== TASK GOAL ==
Transcribe all of the records precisely as they are presented.

────────────────────────────────────────

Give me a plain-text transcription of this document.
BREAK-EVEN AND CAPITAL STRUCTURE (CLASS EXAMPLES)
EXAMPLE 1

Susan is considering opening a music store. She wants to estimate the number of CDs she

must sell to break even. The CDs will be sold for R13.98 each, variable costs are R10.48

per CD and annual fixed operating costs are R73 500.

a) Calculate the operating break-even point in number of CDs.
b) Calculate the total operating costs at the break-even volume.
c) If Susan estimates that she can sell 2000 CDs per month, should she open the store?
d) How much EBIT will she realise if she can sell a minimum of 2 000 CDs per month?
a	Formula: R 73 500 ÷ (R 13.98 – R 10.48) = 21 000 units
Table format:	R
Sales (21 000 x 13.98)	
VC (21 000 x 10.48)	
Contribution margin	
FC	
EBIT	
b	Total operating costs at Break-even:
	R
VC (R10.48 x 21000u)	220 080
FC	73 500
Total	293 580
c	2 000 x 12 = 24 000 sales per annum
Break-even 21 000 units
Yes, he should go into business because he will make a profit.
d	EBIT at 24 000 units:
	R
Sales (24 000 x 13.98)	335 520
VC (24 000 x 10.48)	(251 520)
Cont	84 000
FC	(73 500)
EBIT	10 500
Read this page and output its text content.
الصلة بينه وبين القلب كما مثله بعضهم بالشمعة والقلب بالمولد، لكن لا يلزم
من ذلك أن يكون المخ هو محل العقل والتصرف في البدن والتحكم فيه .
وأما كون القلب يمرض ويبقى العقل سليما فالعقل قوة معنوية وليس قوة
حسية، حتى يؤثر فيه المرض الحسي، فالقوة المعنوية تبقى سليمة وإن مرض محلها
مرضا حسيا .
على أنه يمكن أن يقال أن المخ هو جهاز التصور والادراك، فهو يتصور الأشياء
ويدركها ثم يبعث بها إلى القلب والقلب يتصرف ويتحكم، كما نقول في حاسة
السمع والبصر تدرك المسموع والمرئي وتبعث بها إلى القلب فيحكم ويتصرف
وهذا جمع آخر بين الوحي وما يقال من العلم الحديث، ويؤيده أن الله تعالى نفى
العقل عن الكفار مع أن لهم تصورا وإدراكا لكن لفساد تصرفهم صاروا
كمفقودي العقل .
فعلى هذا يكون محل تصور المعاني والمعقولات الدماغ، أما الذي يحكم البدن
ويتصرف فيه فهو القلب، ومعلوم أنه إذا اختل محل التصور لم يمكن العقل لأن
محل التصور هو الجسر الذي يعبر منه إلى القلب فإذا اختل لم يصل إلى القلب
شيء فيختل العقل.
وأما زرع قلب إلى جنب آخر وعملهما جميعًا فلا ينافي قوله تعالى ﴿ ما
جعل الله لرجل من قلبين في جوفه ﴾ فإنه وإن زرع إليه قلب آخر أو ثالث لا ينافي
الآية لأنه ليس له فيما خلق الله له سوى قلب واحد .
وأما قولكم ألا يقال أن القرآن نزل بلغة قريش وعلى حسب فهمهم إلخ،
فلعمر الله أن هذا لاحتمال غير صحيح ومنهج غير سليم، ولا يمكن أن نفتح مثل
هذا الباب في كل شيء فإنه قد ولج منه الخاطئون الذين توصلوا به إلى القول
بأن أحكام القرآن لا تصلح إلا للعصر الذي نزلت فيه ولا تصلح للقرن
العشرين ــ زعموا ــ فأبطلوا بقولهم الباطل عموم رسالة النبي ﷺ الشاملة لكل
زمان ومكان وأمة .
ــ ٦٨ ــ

────────────────────────────────────────

== RESPONSE TO THE EXERCISE ==
Give me a plain-text transcription of this document.
BREAK-EVEN AND CAPITAL STRUCTURE (CLASS EXAMPLES)
EXAMPLE 1

Susan is considering opening a music store. She wants to estimate the number of CDs she

must sell to break even. The CDs will be sold for R13.98 each, variable costs are R10.48

per CD and annual fixed operating costs are R73 500.

a) Calculate the operating break-even point in number of CDs.
b) Calculate the total operating costs at the break-even volume.
c) If Susan estimates that she can sell 2000 CDs per month, should she open the store?
d) How much EBIT will she realise if she can sell a minimum of 2 000 CDs per month?
a	Formula: R 73 500 ÷ (R 13.98 – R 10.48) = 21 000 units
Table format:	R
Sales (21 000 x 13.98)	
VC (21 000 x 10.48)	
Contribution margin	
FC	
EBIT	
b	Total operating costs at Break-even:
	R
VC (R10.48 x 21000u)	220 080
FC	73 500
Total	293 580
c	2 000 x 12 = 24 000 sales per annum
Break-even 21 000 units
Yes, he should go into business because he will make a profit.
d	EBIT at 24 000 units:
	R
Sales (24 000 x 13.98)	335 520
VC (24 000 x 10.48)	(251 520)
Cont	84 000
FC	(73 500)
EBIT	10 500
Read this page and output its text content.
الصلة بينه وبين القلب كما مثله بعضهم بالشمعة والقلب بالمولد، لكن لا يلزم
من ذلك أن يكون المخ هو محل العقل والتصرف في البدن والتحكم فيه .
وأما كون القلب يمرض ويبقى العقل سليما فالعقل قوة معنوية وليس قوة
حسية، حتى يؤثر فيه المرض الحسي، فالقوة المعنوية تبقى سليمة وإن مرض محلها
مرضا حسيا .
على أنه يمكن أن يقال أن المخ هو جهاز التصور والادراك، فهو يتصور الأشياء
ويدركها ثم يبعث بها إلى القلب والقلب يتصرف ويتحكم، كما نقول في حاسة
السمع والبصر تدرك المسموع والمرئي وتبعث بها إلى القلب فيحكم ويتصرف
وهذا جمع آخر بين الوحي وما يقال من العلم الحديث، ويؤيده أن الله تعالى نفى
العقل عن الكفار مع أن لهم تصورا وإدراكا لكن لفساد تصرفهم صاروا
كمفقودي العقل .
فعلى هذا يكون محل تصور المعاني والمعقولات الدماغ، أما الذي يحكم البدن
ويتصرف فيه فهو القلب، ومعلوم أنه إذا اختل محل التصور لم يمكن العقل لأن
محل التصور هو الجسر الذي يعبر منه إلى القلب فإذا اختل لم يصل إلى القلب
شيء فيختل العقل.
وأما زرع قلب إلى جنب آخر وعملهما جميعًا فلا ينافي قوله تعالى ﴿ ما
جعل الله لرجل من قلبين في جوفه ﴾ فإنه وإن زرع إليه قلب آخر أو ثالث لا ينافي
الآية لأنه ليس له فيما خلق الله له سوى قلب واحد .
وأما قولكم ألا يقال أن القرآن نزل بلغة قريش وعلى حسب فهمهم إلخ،
فلعمر الله أن هذا لاحتمال غير صحيح ومنهج غير سليم، ولا يمكن أن نفتح مثل
هذا الباب في كل شيء فإنه قد ولج منه الخاطئون الذين توصلوا به إلى القول
بأن أحكام القرآن لا تصلح إلا للعصر الذي نزلت فيه ولا تصلح للقرن
العشرين ــ زعموا ــ فأبطلوا بقولهم الباطل عموم رسالة النبي ﷺ الشاملة لكل
زمان ومكان وأمة .
ــ ٦٨ ــ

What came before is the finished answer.